§ REQUIREMENTS
Write the data out again exactly, with no pictures.

§ SUPPLIED DATA

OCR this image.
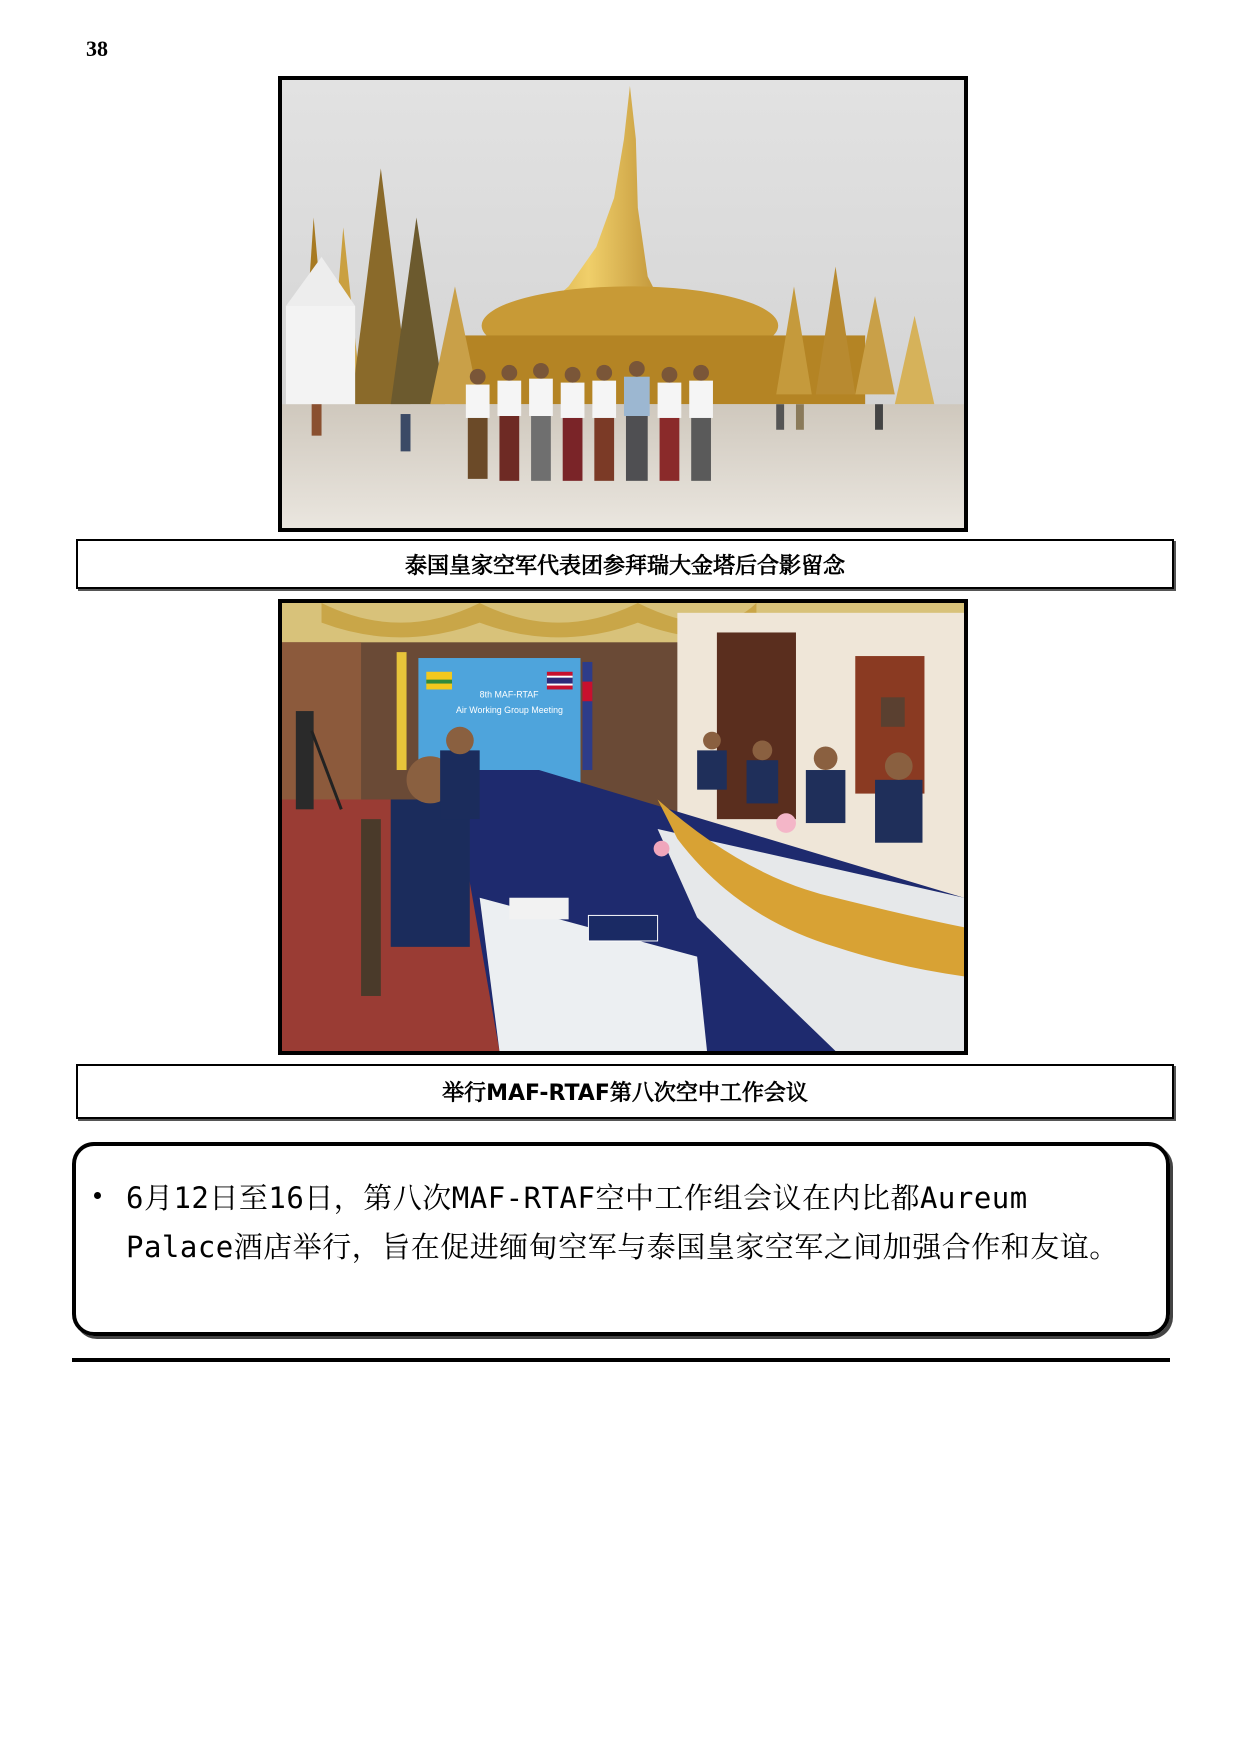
38
泰国皇家空军代表团参拜瑞大金塔后合影留念
8th MAF-RTAF
Air Working Group Meeting
举行MAF-RTAF第八次空中工作会议

6月12日至16日，第八次MAF-RTAF空中工作组会议在内比都Aureum Palace酒店举行，旨在促进缅甸空军与泰国皇家空军之间加强合作和友谊。
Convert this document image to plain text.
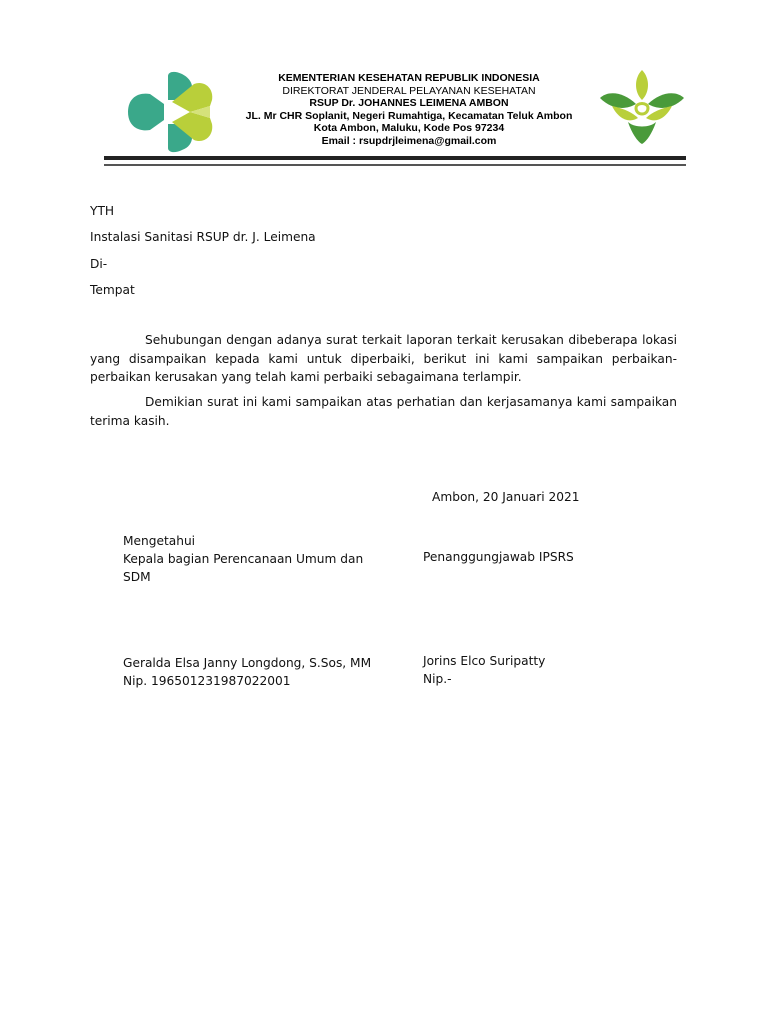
KEMENTERIAN KESEHATAN REPUBLIK INDONESIA
DIREKTORAT JENDERAL PELAYANAN KESEHATAN
RSUP Dr. JOHANNES LEIMENA AMBON
JL. Mr CHR Soplanit, Negeri Rumahtiga, Kecamatan Teluk Ambon
Kota Ambon, Maluku, Kode Pos 97234
Email : rsupdrjleimena@gmail.com
YTH
Instalasi Sanitasi RSUP dr. J. Leimena
Di-
Tempat
Sehubungan dengan adanya surat terkait laporan terkait kerusakan dibeberapa lokasi yang disampaikan kepada kami untuk diperbaiki, berikut ini kami sampaikan perbaikan-perbaikan kerusakan yang telah kami perbaiki sebagaimana terlampir.
Demikian surat ini kami sampaikan atas perhatian dan kerjasamanya kami sampaikan terima kasih.
Ambon, 20 Januari 2021
Mengetahui
Kepala bagian Perencanaan Umum dan
SDM
Penanggungjawab IPSRS
Geralda Elsa Janny Longdong, S.Sos, MM
Nip. 196501231987022001
Jorins Elco Suripatty
Nip.-
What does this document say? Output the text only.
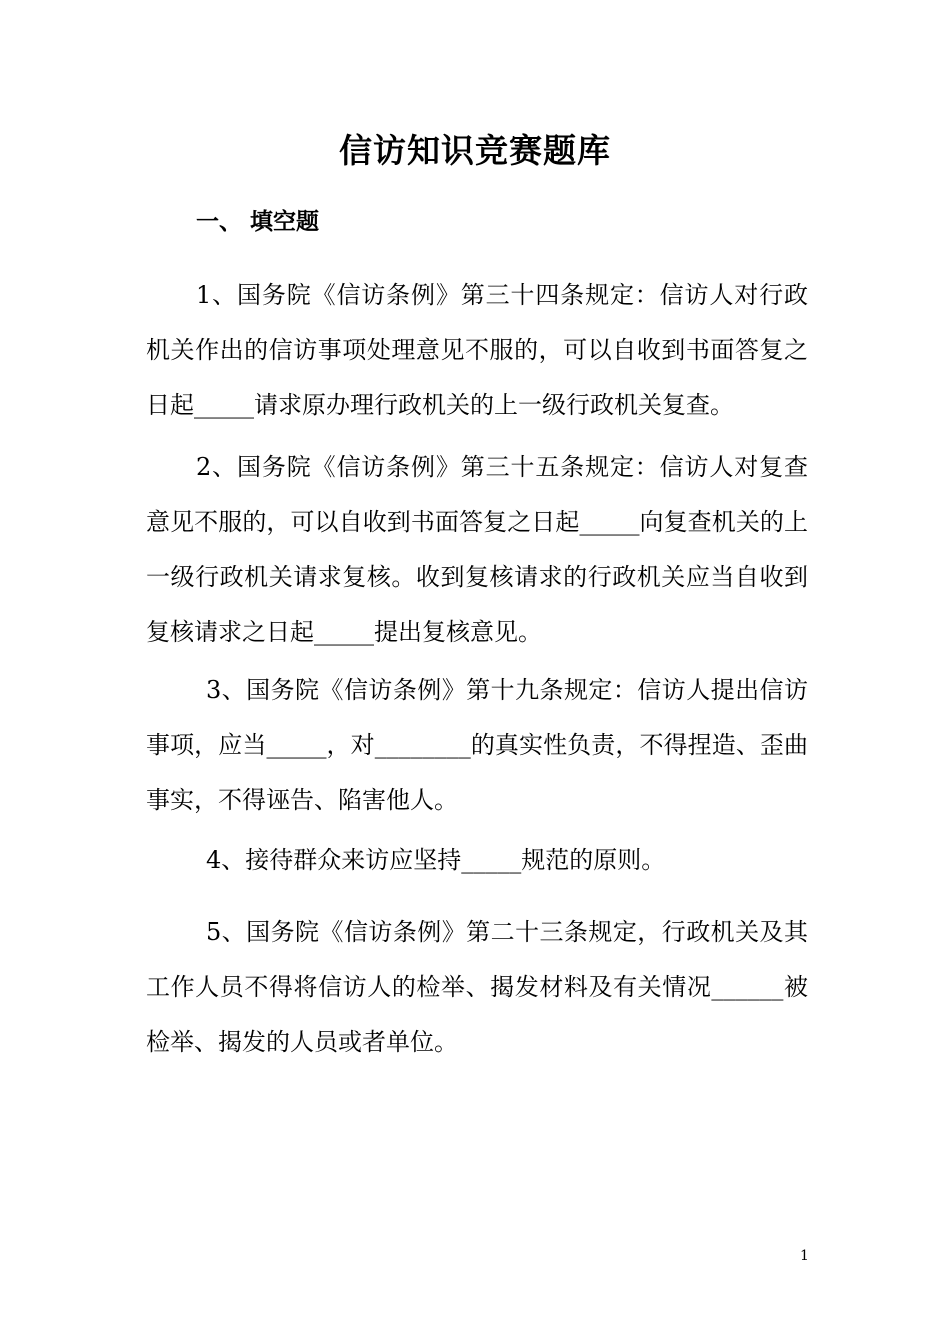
信访知识竞赛题库
一、 填空题

1、国务院《信访条例》第三十四条规定：信访人对行政机关作出的信访事项处理意见不服的，可以自收到书面答复之日起_____请求原办理行政机关的上一级行政机关复查。

2、国务院《信访条例》第三十五条规定：信访人对复查意见不服的，可以自收到书面答复之日起_____向复查机关的上一级行政机关请求复核。收到复核请求的行政机关应当自收到复核请求之日起_____提出复核意见。

3、国务院《信访条例》第十九条规定：信访人提出信访事项，应当_____，对________的真实性负责，不得捏造、歪曲事实，不得诬告、陷害他人。

4、接待群众来访应坚持_____规范的原则。

5、国务院《信访条例》第二十三条规定，行政机关及其工作人员不得将信访人的检举、揭发材料及有关情况______被检举、揭发的人员或者单位。

1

§ RESULT OF THE EXERCISE
OCR this image.
38
泰国皇家空军代表团参拜瑞大金塔后合影留念
8th MAF-RTAF
Air Working Group Meeting
举行MAF-RTAF第八次空中工作会议

6月12日至16日，第八次MAF-RTAF空中工作组会议在内比都Aureum Palace酒店举行，旨在促进缅甸空军与泰国皇家空军之间加强合作和友谊。
Convert this document image to plain text.
KEMENTERIAN KESEHATAN REPUBLIK INDONESIA
DIREKTORAT JENDERAL PELAYANAN KESEHATAN
RSUP Dr. JOHANNES LEIMENA AMBON
JL. Mr CHR Soplanit, Negeri Rumahtiga, Kecamatan Teluk Ambon
Kota Ambon, Maluku, Kode Pos 97234
Email : rsupdrjleimena@gmail.com
YTH
Instalasi Sanitasi RSUP dr. J. Leimena
Di-
Tempat
Sehubungan dengan adanya surat terkait laporan terkait kerusakan dibeberapa lokasi yang disampaikan kepada kami untuk diperbaiki, berikut ini kami sampaikan perbaikan-perbaikan kerusakan yang telah kami perbaiki sebagaimana terlampir.
Demikian surat ini kami sampaikan atas perhatian dan kerjasamanya kami sampaikan terima kasih.
Ambon, 20 Januari 2021
Mengetahui
Kepala bagian Perencanaan Umum dan
SDM
Penanggungjawab IPSRS
Geralda Elsa Janny Longdong, S.Sos, MM
Nip. 196501231987022001
Jorins Elco Suripatty
Nip.-
What does this document say? Output the text only.
信访知识竞赛题库
一、 填空题

1、国务院《信访条例》第三十四条规定：信访人对行政机关作出的信访事项处理意见不服的，可以自收到书面答复之日起_____请求原办理行政机关的上一级行政机关复查。

2、国务院《信访条例》第三十五条规定：信访人对复查意见不服的，可以自收到书面答复之日起_____向复查机关的上一级行政机关请求复核。收到复核请求的行政机关应当自收到复核请求之日起_____提出复核意见。

3、国务院《信访条例》第十九条规定：信访人提出信访事项，应当_____，对________的真实性负责，不得捏造、歪曲事实，不得诬告、陷害他人。

4、接待群众来访应坚持_____规范的原则。

5、国务院《信访条例》第二十三条规定，行政机关及其工作人员不得将信访人的检举、揭发材料及有关情况______被检举、揭发的人员或者单位。

1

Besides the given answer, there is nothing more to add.